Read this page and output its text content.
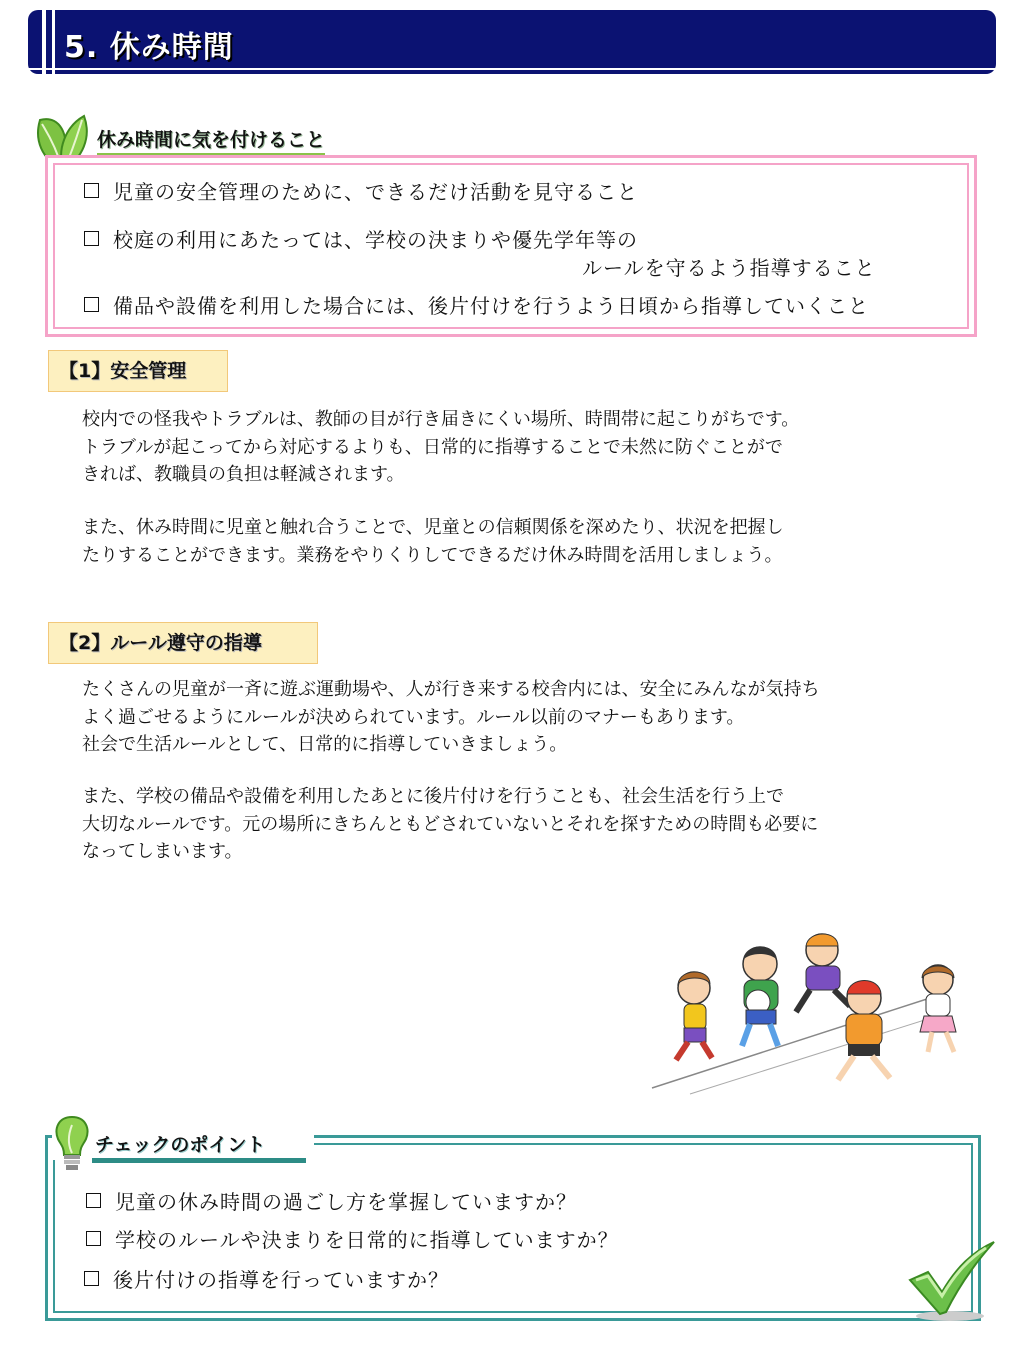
5. 休み時間
休み時間に気を付けること
児童の安全管理のために、できるだけ活動を見守ること
校庭の利用にあたっては、学校の決まりや優先学年等の
ルールを守るよう指導すること
備品や設備を利用した場合には、後片付けを行うよう日頃から指導していくこと
【1】安全管理
校内での怪我やトラブルは、教師の目が行き届きにくい場所、時間帯に起こりがちです。
トラブルが起こってから対応するよりも、日常的に指導することで未然に防ぐことがで
きれば、教職員の負担は軽減されます。
また、休み時間に児童と触れ合うことで、児童との信頼関係を深めたり、状況を把握し
たりすることができます。業務をやりくりしてできるだけ休み時間を活用しましょう。
【2】ルール遵守の指導
たくさんの児童が一斉に遊ぶ運動場や、人が行き来する校舎内には、安全にみんなが気持ち
よく過ごせるようにルールが決められています。ルール以前のマナーもあります。
社会で生活ルールとして、日常的に指導していきましょう。
また、学校の備品や設備を利用したあとに後片付けを行うことも、社会生活を行う上で
大切なルールです。元の場所にきちんともどされていないとそれを探すための時間も必要に
なってしまいます。
チェックのポイント
児童の休み時間の過ごし方を掌握していますか？
学校のルールや決まりを日常的に指導していますか？
後片付けの指導を行っていますか？
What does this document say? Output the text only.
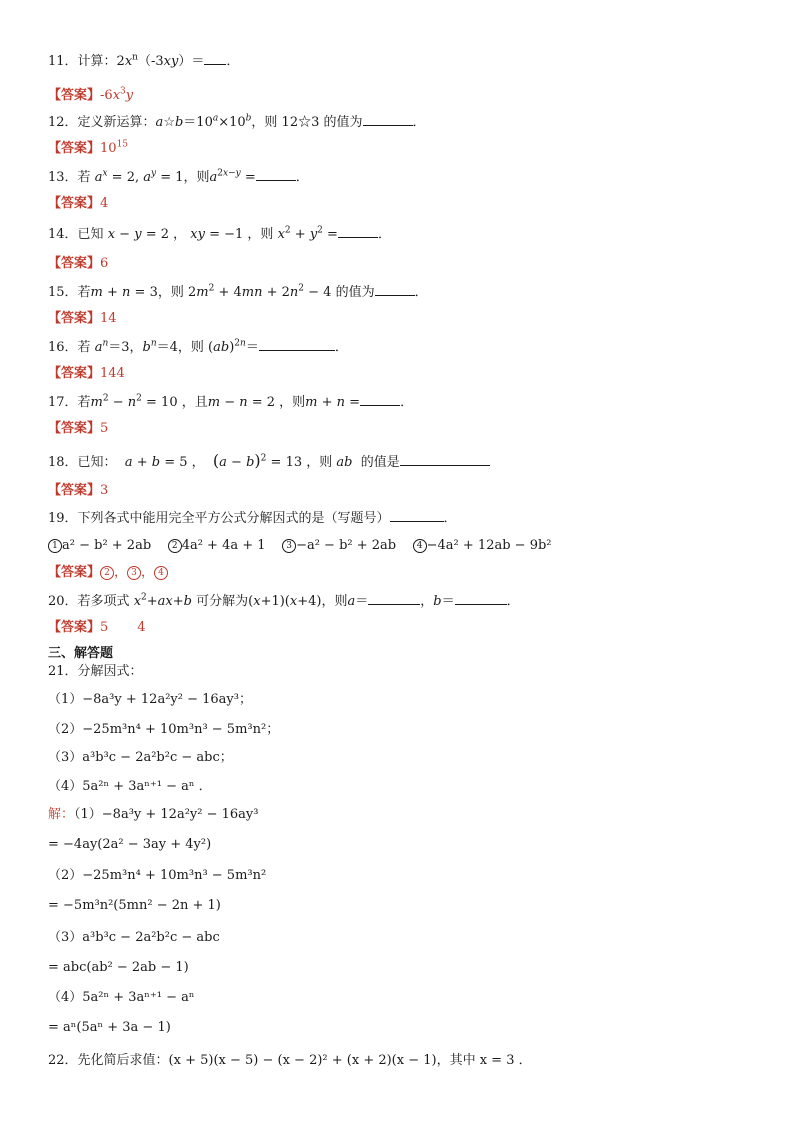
11．计算：$2x^n(-3xy)=$ ．
【答案】$-6x^3y$
12．定义新运算：$a☆b=10^a\times 10^b$，则 12☆3 的值为	．
【答案】$10^{15}$
13．若 $a^x = 2$, $a^y = 1$，则$a^{2x-y}$ =	．
【答案】4
14．已知 x − y = 2 ， xy = −1 ，则 $x^2 + y^2$ =	．
【答案】6
15．若m + n = 3，则 $2m^2 + 4mn + 2n^2 - 4$ 的值为	．
【答案】14
16．若 $a^n=3$，$b^n=4$，则 (ab)$^{2n}$＝	．
【答案】144
17．若$m^2 - n^2 = 10$ ，且m − n = 2 ，则m + n =	．
【答案】5
18．已知： a + b = 5 ， $(a - b)^2 = 13$ ，则 ab 的值是
【答案】3
19．下列各式中能用完全平方公式分解因式的是（写题号）	．
1 a² − b² + 2ab 2 4a² + 4a + 1 3 −a² − b² + 2ab 4 −4a² + 12ab − 9b²
【答案】 2 ， 3 ， 4
20．若多项式 $x^2+ax+b$ 可分解为(x+1)(x+4)，则a＝	，b＝	．
【答案】5 4
三、解答题
21．分解因式：
（1）−8a³y + 12a²y² − 16ay³；
（2）−25m³n⁴ + 10m³n³ − 5m³n²；
（3）a³b³c − 2a²b²c − abc；
（4）5a²ⁿ + 3aⁿ⁺¹ − aⁿ ．
解：（1）−8a³y + 12a²y² − 16ay³
= −4ay(2a² − 3ay + 4y²)
（2）−25m³n⁴ + 10m³n³ − 5m³n²
= −5m³n²(5mn² − 2n + 1)
（3）a³b³c − 2a²b²c − abc
= abc(ab² − 2ab − 1)
（4）5a²ⁿ + 3aⁿ⁺¹ − aⁿ
= aⁿ(5aⁿ + 3a − 1)
22．先化简后求值：(x + 5)(x − 5) − (x − 2)² + (x + 2)(x − 1)，其中 x = 3 ．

※

- [Requirements]: Work out how many lines of the listing above include the word "this". Reply with nothing but the count.

- [Finished task]: 2